> Goal:
In the listing below, please print the line that contains "Type out the text in this image." and every line that follows it, exactly.

>> start Records to use

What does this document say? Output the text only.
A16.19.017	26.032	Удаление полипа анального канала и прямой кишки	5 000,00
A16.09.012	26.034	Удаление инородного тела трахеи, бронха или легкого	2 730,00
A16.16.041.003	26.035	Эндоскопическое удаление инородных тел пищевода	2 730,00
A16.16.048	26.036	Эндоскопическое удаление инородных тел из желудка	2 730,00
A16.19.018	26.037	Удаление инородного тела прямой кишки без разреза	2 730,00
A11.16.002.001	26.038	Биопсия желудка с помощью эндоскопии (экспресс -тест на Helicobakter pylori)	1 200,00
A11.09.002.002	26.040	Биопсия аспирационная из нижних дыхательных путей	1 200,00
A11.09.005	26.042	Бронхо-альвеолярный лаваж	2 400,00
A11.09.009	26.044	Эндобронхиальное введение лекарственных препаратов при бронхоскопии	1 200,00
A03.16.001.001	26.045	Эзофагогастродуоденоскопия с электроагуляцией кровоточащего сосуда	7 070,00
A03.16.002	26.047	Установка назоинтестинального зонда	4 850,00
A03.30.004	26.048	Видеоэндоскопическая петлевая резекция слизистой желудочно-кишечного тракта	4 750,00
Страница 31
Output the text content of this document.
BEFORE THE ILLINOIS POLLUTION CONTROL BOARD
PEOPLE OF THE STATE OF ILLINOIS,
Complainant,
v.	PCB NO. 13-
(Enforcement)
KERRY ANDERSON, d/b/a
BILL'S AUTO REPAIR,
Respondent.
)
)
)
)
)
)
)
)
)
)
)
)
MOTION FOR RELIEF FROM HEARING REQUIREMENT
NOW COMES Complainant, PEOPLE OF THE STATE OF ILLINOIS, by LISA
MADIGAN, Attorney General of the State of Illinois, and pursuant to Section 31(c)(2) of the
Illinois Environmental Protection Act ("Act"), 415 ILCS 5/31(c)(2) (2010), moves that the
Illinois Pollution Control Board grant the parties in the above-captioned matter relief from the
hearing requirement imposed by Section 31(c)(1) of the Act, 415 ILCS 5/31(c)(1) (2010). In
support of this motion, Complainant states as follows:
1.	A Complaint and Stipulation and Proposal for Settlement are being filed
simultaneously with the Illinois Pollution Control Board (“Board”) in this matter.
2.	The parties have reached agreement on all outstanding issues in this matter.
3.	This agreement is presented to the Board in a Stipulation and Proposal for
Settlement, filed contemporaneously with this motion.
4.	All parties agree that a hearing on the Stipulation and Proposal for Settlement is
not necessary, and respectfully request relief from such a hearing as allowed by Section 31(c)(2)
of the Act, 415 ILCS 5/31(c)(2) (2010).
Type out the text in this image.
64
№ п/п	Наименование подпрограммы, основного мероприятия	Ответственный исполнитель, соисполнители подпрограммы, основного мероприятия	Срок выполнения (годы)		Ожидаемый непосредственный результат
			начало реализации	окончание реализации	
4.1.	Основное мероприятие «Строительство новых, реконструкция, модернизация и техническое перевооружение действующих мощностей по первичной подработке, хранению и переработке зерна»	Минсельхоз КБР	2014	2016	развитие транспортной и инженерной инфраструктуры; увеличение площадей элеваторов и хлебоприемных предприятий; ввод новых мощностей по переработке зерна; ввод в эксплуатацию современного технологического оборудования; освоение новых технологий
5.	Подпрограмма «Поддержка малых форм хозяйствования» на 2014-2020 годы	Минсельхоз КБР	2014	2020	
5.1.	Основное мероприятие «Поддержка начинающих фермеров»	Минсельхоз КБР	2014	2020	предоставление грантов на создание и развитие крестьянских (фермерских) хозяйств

>> end Records to use

> Written answer:
Type out the text in this image.
64
№ п/п	Наименование подпрограммы, основного мероприятия	Ответственный исполнитель, соисполнители подпрограммы, основного мероприятия	Срок выполнения (годы)		Ожидаемый непосредственный результат
			начало реализации	окончание реализации	
4.1.	Основное мероприятие «Строительство новых, реконструкция, модернизация и техническое перевооружение действующих мощностей по первичной подработке, хранению и переработке зерна»	Минсельхоз КБР	2014	2016	развитие транспортной и инженерной инфраструктуры; увеличение площадей элеваторов и хлебоприемных предприятий; ввод новых мощностей по переработке зерна; ввод в эксплуатацию современного технологического оборудования; освоение новых технологий
5.	Подпрограмма «Поддержка малых форм хозяйствования» на 2014-2020 годы	Минсельхоз КБР	2014	2020	
5.1.	Основное мероприятие «Поддержка начинающих фермеров»	Минсельхоз КБР	2014	2020	предоставление грантов на создание и развитие крестьянских (фермерских) хозяйств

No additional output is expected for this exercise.